Recorded data →
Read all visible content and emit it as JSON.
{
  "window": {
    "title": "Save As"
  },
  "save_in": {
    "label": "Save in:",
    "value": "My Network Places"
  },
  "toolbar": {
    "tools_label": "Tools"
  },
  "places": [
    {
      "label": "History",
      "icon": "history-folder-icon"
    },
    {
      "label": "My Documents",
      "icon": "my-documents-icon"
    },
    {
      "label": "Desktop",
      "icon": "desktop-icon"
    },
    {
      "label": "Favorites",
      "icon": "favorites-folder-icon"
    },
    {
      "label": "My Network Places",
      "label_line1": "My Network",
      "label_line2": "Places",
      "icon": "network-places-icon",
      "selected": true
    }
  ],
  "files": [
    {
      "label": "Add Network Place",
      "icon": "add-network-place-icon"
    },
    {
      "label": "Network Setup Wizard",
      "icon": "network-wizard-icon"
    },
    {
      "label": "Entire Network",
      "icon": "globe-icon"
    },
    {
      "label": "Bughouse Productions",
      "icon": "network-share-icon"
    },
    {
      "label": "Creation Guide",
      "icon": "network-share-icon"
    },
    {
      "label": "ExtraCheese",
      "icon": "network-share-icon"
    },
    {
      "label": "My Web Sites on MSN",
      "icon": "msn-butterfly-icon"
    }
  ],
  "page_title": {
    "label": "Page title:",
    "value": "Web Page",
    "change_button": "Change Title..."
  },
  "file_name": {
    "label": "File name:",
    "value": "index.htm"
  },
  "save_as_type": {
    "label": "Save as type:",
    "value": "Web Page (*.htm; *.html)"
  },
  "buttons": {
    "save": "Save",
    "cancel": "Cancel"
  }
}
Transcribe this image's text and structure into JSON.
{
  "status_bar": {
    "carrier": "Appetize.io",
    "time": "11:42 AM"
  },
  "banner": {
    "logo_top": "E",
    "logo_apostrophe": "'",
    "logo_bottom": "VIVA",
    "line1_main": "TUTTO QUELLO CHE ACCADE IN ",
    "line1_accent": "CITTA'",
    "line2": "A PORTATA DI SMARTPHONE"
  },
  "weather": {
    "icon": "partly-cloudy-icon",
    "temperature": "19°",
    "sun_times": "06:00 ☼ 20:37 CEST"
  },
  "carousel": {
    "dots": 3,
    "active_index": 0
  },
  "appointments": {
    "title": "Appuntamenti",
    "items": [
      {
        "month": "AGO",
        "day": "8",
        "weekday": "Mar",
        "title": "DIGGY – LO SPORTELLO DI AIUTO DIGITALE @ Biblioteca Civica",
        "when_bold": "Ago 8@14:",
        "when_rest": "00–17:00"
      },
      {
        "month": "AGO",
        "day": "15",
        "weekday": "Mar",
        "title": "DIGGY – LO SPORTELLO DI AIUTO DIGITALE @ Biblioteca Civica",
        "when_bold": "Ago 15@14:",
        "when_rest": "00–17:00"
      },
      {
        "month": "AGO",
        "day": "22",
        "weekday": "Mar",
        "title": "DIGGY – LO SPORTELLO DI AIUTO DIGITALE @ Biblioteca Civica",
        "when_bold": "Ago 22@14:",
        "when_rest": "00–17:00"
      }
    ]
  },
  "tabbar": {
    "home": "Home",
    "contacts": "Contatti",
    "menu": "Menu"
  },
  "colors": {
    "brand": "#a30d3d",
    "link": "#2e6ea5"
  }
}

Task instructions → Output all of the data again, exactly.

Output →
Read all visible content and emit it as JSON.
{
  "window": {
    "title": "Save As"
  },
  "save_in": {
    "label": "Save in:",
    "value": "My Network Places"
  },
  "toolbar": {
    "tools_label": "Tools"
  },
  "places": [
    {
      "label": "History",
      "icon": "history-folder-icon"
    },
    {
      "label": "My Documents",
      "icon": "my-documents-icon"
    },
    {
      "label": "Desktop",
      "icon": "desktop-icon"
    },
    {
      "label": "Favorites",
      "icon": "favorites-folder-icon"
    },
    {
      "label": "My Network Places",
      "label_line1": "My Network",
      "label_line2": "Places",
      "icon": "network-places-icon",
      "selected": true
    }
  ],
  "files": [
    {
      "label": "Add Network Place",
      "icon": "add-network-place-icon"
    },
    {
      "label": "Network Setup Wizard",
      "icon": "network-wizard-icon"
    },
    {
      "label": "Entire Network",
      "icon": "globe-icon"
    },
    {
      "label": "Bughouse Productions",
      "icon": "network-share-icon"
    },
    {
      "label": "Creation Guide",
      "icon": "network-share-icon"
    },
    {
      "label": "ExtraCheese",
      "icon": "network-share-icon"
    },
    {
      "label": "My Web Sites on MSN",
      "icon": "msn-butterfly-icon"
    }
  ],
  "page_title": {
    "label": "Page title:",
    "value": "Web Page",
    "change_button": "Change Title..."
  },
  "file_name": {
    "label": "File name:",
    "value": "index.htm"
  },
  "save_as_type": {
    "label": "Save as type:",
    "value": "Web Page (*.htm; *.html)"
  },
  "buttons": {
    "save": "Save",
    "cancel": "Cancel"
  }
}
Transcribe this image's text and structure into JSON.
{
  "status_bar": {
    "carrier": "Appetize.io",
    "time": "11:42 AM"
  },
  "banner": {
    "logo_top": "E",
    "logo_apostrophe": "'",
    "logo_bottom": "VIVA",
    "line1_main": "TUTTO QUELLO CHE ACCADE IN ",
    "line1_accent": "CITTA'",
    "line2": "A PORTATA DI SMARTPHONE"
  },
  "weather": {
    "icon": "partly-cloudy-icon",
    "temperature": "19°",
    "sun_times": "06:00 ☼ 20:37 CEST"
  },
  "carousel": {
    "dots": 3,
    "active_index": 0
  },
  "appointments": {
    "title": "Appuntamenti",
    "items": [
      {
        "month": "AGO",
        "day": "8",
        "weekday": "Mar",
        "title": "DIGGY – LO SPORTELLO DI AIUTO DIGITALE @ Biblioteca Civica",
        "when_bold": "Ago 8@14:",
        "when_rest": "00–17:00"
      },
      {
        "month": "AGO",
        "day": "15",
        "weekday": "Mar",
        "title": "DIGGY – LO SPORTELLO DI AIUTO DIGITALE @ Biblioteca Civica",
        "when_bold": "Ago 15@14:",
        "when_rest": "00–17:00"
      },
      {
        "month": "AGO",
        "day": "22",
        "weekday": "Mar",
        "title": "DIGGY – LO SPORTELLO DI AIUTO DIGITALE @ Biblioteca Civica",
        "when_bold": "Ago 22@14:",
        "when_rest": "00–17:00"
      }
    ]
  },
  "tabbar": {
    "home": "Home",
    "contacts": "Contatti",
    "menu": "Menu"
  },
  "colors": {
    "brand": "#a30d3d",
    "link": "#2e6ea5"
  }
}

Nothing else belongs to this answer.